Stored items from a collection
★ ★ ★ ★ ★ ★ ★
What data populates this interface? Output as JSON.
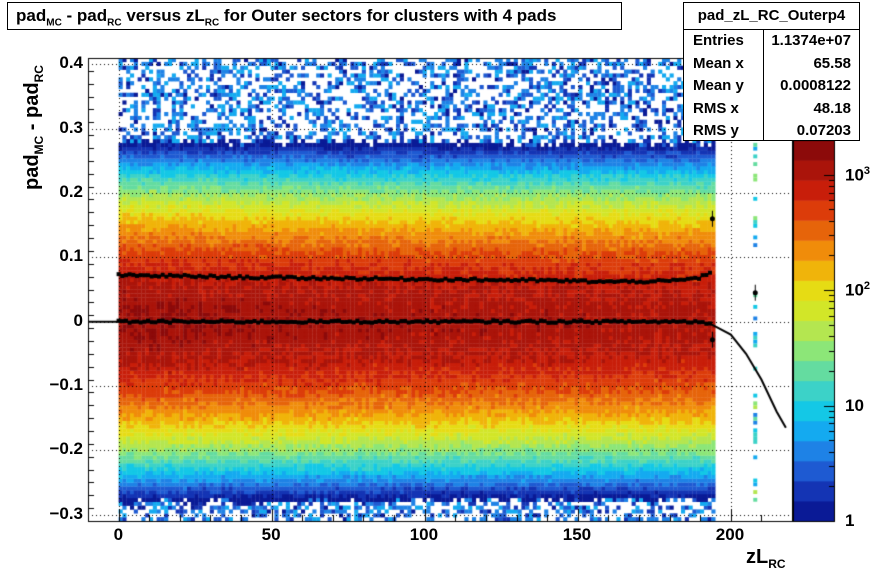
{
  "title": {
    "main_prefix": "pad",
    "sub1": "MC",
    "mid": " - pad",
    "sub2": "RC",
    "mid2": " versus zL",
    "sub3": "RC",
    "suffix": " for Outer sectors for clusters with 4 pads"
  },
  "stats": {
    "name": "pad_zL_RC_Outerp4",
    "rows": [
      {
        "key": "Entries",
        "value": "1.1374e+07"
      },
      {
        "key": "Mean x",
        "value": "65.58"
      },
      {
        "key": "Mean y",
        "value": "0.0008122"
      },
      {
        "key": "RMS x",
        "value": "48.18"
      },
      {
        "key": "RMS y",
        "value": "0.07203"
      }
    ]
  },
  "axis_labels": {
    "x_main": "zL",
    "x_sub": "RC",
    "y_part1": "pad",
    "y_sub1": "MC",
    "y_part2": " - pad",
    "y_sub2": "RC"
  },
  "x_ticks": [
    "0",
    "50",
    "100",
    "150",
    "200"
  ],
  "y_ticks": [
    "0.4",
    "0.3",
    "0.2",
    "0.1",
    "0",
    "−0.1",
    "−0.2",
    "−0.3"
  ],
  "z_ticks": [
    "1",
    "10",
    "10",
    "10"
  ],
  "z_tick_exponents": [
    "",
    "",
    "2",
    "3"
  ],
  "palette": [
    "#0a1a96",
    "#1434b4",
    "#1e5ad2",
    "#1e82e6",
    "#14aaf0",
    "#14c8e6",
    "#3cd2c8",
    "#64dca0",
    "#8ce678",
    "#b4e650",
    "#d2e628",
    "#e6dc14",
    "#f0b40a",
    "#f08c0a",
    "#e6640a",
    "#dc3c0a",
    "#c81e0a",
    "#aa140a",
    "#8c0a0a"
  ],
  "chart_data": {
    "type": "heatmap",
    "title": "pad_MC - pad_RC versus zL_RC for Outer sectors for clusters with 4 pads",
    "xlabel": "zL_RC",
    "ylabel": "pad_MC - pad_RC",
    "xlim": [
      -10,
      220
    ],
    "ylim": [
      -0.31,
      0.41
    ],
    "zscale": "log",
    "zlim": [
      1,
      2000
    ],
    "grid": true,
    "density_model": {
      "x_range": [
        0,
        194
      ],
      "peak_counts": 2000,
      "sigma_y": 0.072
    },
    "series": [
      {
        "name": "mean",
        "x": [
          0,
          20,
          40,
          60,
          80,
          100,
          120,
          140,
          160,
          180,
          190,
          194,
          200,
          205,
          210,
          215,
          218
        ],
        "values": [
          0.0,
          0.0,
          0.0,
          0.0,
          0.0,
          0.0,
          0.0,
          0.0,
          0.0,
          0.0,
          0.0,
          -0.005,
          -0.02,
          -0.05,
          -0.09,
          -0.14,
          -0.165
        ]
      },
      {
        "name": "rms",
        "x": [
          0,
          20,
          40,
          60,
          80,
          100,
          120,
          140,
          160,
          180,
          190,
          194
        ],
        "values": [
          0.072,
          0.071,
          0.069,
          0.068,
          0.067,
          0.066,
          0.065,
          0.064,
          0.062,
          0.063,
          0.068,
          0.08
        ]
      }
    ],
    "outlier_points": [
      {
        "x": 194,
        "y": 0.16
      },
      {
        "x": 194,
        "y": -0.028
      },
      {
        "x": 208,
        "y": 0.045
      }
    ]
  }
}
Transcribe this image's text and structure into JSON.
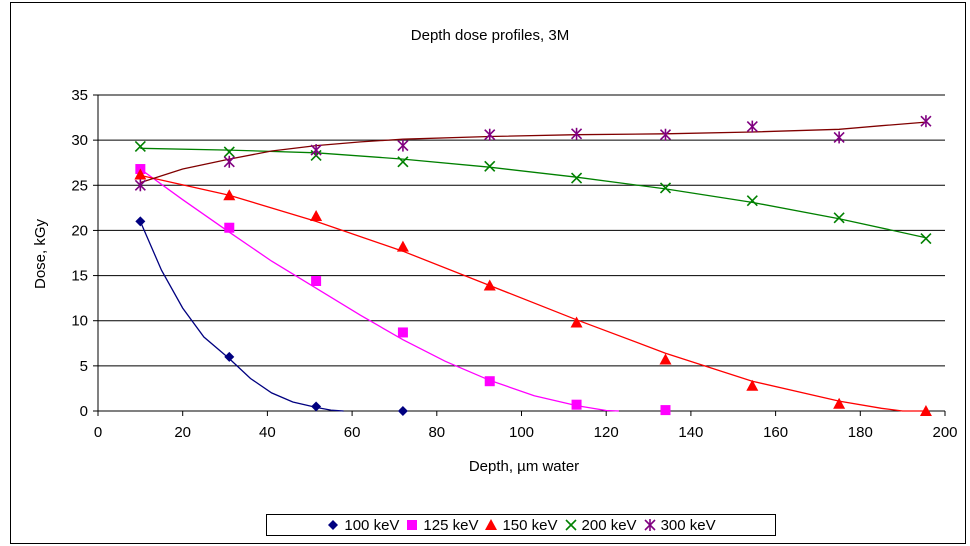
{
  "chart_data": {
    "type": "scatter",
    "title": "Depth dose profiles, 3M",
    "xlabel": "Depth, µm water",
    "ylabel": "Dose, kGy",
    "xlim": [
      0,
      200
    ],
    "ylim": [
      0,
      35
    ],
    "xticks": [
      0,
      20,
      40,
      60,
      80,
      100,
      120,
      140,
      160,
      180,
      200
    ],
    "yticks": [
      0,
      5,
      10,
      15,
      20,
      25,
      30,
      35
    ],
    "grid": "horizontal",
    "legend_position": "bottom",
    "series": [
      {
        "name": "100 keV",
        "color": "#000080",
        "marker": "diamond",
        "x": [
          10,
          31,
          51.5,
          72
        ],
        "y": [
          21,
          6,
          0.5,
          0
        ],
        "trend": [
          [
            10,
            21
          ],
          [
            15,
            15.6
          ],
          [
            20,
            11.4
          ],
          [
            25,
            8.2
          ],
          [
            31,
            5.8
          ],
          [
            36,
            3.6
          ],
          [
            41,
            2.0
          ],
          [
            46,
            1.0
          ],
          [
            51.5,
            0.4
          ],
          [
            55,
            0.1
          ],
          [
            58,
            0
          ]
        ]
      },
      {
        "name": "125 keV",
        "color": "#ff00ff",
        "marker": "square",
        "x": [
          10,
          31,
          51.5,
          72,
          92.5,
          113,
          134
        ],
        "y": [
          26.8,
          20.3,
          14.4,
          8.7,
          3.3,
          0.7,
          0.1
        ],
        "trend": [
          [
            10,
            26.8
          ],
          [
            20,
            23.4
          ],
          [
            31,
            19.8
          ],
          [
            41,
            16.6
          ],
          [
            51.5,
            13.6
          ],
          [
            62,
            10.6
          ],
          [
            72,
            7.9
          ],
          [
            82,
            5.5
          ],
          [
            92.5,
            3.4
          ],
          [
            103,
            1.7
          ],
          [
            113,
            0.6
          ],
          [
            120,
            0.05
          ],
          [
            123,
            0
          ]
        ]
      },
      {
        "name": "150 keV",
        "color": "#ff0000",
        "marker": "triangle",
        "x": [
          10,
          31,
          51.5,
          72,
          92.5,
          113,
          134,
          154.5,
          175,
          195.5
        ],
        "y": [
          26.2,
          23.9,
          21.6,
          18.2,
          13.9,
          9.8,
          5.7,
          2.8,
          0.8,
          0
        ],
        "trend": [
          [
            10,
            26.1
          ],
          [
            31,
            23.9
          ],
          [
            51.5,
            21.0
          ],
          [
            72,
            17.7
          ],
          [
            92.5,
            13.9
          ],
          [
            113,
            10.1
          ],
          [
            134,
            6.4
          ],
          [
            154.5,
            3.3
          ],
          [
            175,
            1.1
          ],
          [
            185,
            0.3
          ],
          [
            190,
            0
          ],
          [
            195.5,
            0
          ]
        ]
      },
      {
        "name": "200 keV",
        "color": "#008000",
        "marker": "x",
        "x": [
          10,
          31,
          51.5,
          72,
          92.5,
          113,
          134,
          154.5,
          175,
          195.5
        ],
        "y": [
          29.3,
          28.7,
          28.3,
          27.6,
          27.1,
          25.8,
          24.7,
          23.3,
          21.4,
          19.1
        ],
        "trend": [
          [
            10,
            29.1
          ],
          [
            31,
            28.9
          ],
          [
            51.5,
            28.6
          ],
          [
            72,
            27.9
          ],
          [
            92.5,
            27.0
          ],
          [
            113,
            25.9
          ],
          [
            134,
            24.6
          ],
          [
            154.5,
            23.1
          ],
          [
            175,
            21.3
          ],
          [
            195.5,
            19.2
          ]
        ]
      },
      {
        "name": "300 keV",
        "color": "#800080",
        "marker": "star",
        "x": [
          10,
          31,
          51.5,
          72,
          92.5,
          113,
          134,
          154.5,
          175,
          195.5
        ],
        "y": [
          25,
          27.6,
          28.9,
          29.4,
          30.6,
          30.7,
          30.6,
          31.5,
          30.3,
          32.1
        ],
        "trend": [
          [
            10,
            25.3
          ],
          [
            20,
            26.8
          ],
          [
            31,
            27.9
          ],
          [
            41,
            28.8
          ],
          [
            51.5,
            29.4
          ],
          [
            62,
            29.8
          ],
          [
            72,
            30.1
          ],
          [
            92.5,
            30.4
          ],
          [
            113,
            30.6
          ],
          [
            134,
            30.7
          ],
          [
            154.5,
            30.9
          ],
          [
            175,
            31.2
          ],
          [
            185,
            31.6
          ],
          [
            195.5,
            32.0
          ]
        ],
        "trend_color": "#800000"
      }
    ]
  }
}
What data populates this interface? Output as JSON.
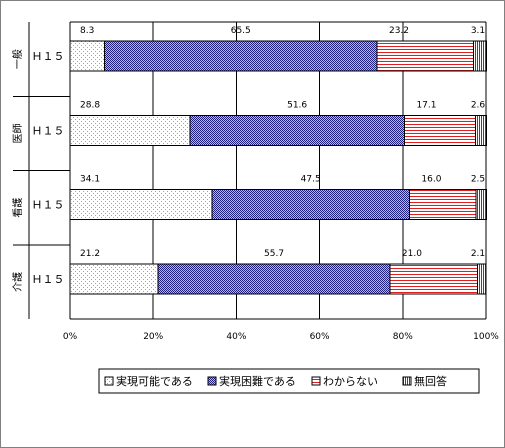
{
  "chart_data": {
    "type": "bar",
    "orientation": "horizontal",
    "stacked": "100%",
    "groups": [
      {
        "label": "一般",
        "row": "Ｈ１５"
      },
      {
        "label": "医師",
        "row": "Ｈ１５"
      },
      {
        "label": "看護",
        "row": "Ｈ１５"
      },
      {
        "label": "介護",
        "row": "Ｈ１５"
      }
    ],
    "series": [
      {
        "name": "実現可能である",
        "values": [
          8.3,
          28.8,
          34.1,
          21.2
        ],
        "pattern": "dots-light"
      },
      {
        "name": "実現困難である",
        "values": [
          65.5,
          51.6,
          47.5,
          55.7
        ],
        "pattern": "checker-blue"
      },
      {
        "name": "わからない",
        "values": [
          23.2,
          17.1,
          16.0,
          21.0
        ],
        "pattern": "hlines-red"
      },
      {
        "name": "無回答",
        "values": [
          3.1,
          2.6,
          2.5,
          2.1
        ],
        "pattern": "vlines-purple"
      }
    ],
    "value_labels": [
      [
        "8.3",
        "65.5",
        "23.2",
        "3.1"
      ],
      [
        "28.8",
        "51.6",
        "17.1",
        "2.6"
      ],
      [
        "34.1",
        "47.5",
        "16.0",
        "2.5"
      ],
      [
        "21.2",
        "55.7",
        "21.0",
        "2.1"
      ]
    ],
    "xlim": [
      0,
      100
    ],
    "xticks": [
      "0%",
      "20%",
      "40%",
      "60%",
      "80%",
      "100%"
    ],
    "grid": true,
    "legend_position": "bottom"
  }
}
★ ★ ★ ★ ★ ★ ★
### TO DO
Which lines of the material contain the string "marker"? List each of them.

### TASK ANSWER
        "marker": "diamond",
        "marker": "square",
        "marker": "triangle",
        "marker": "x",
        "marker": "star",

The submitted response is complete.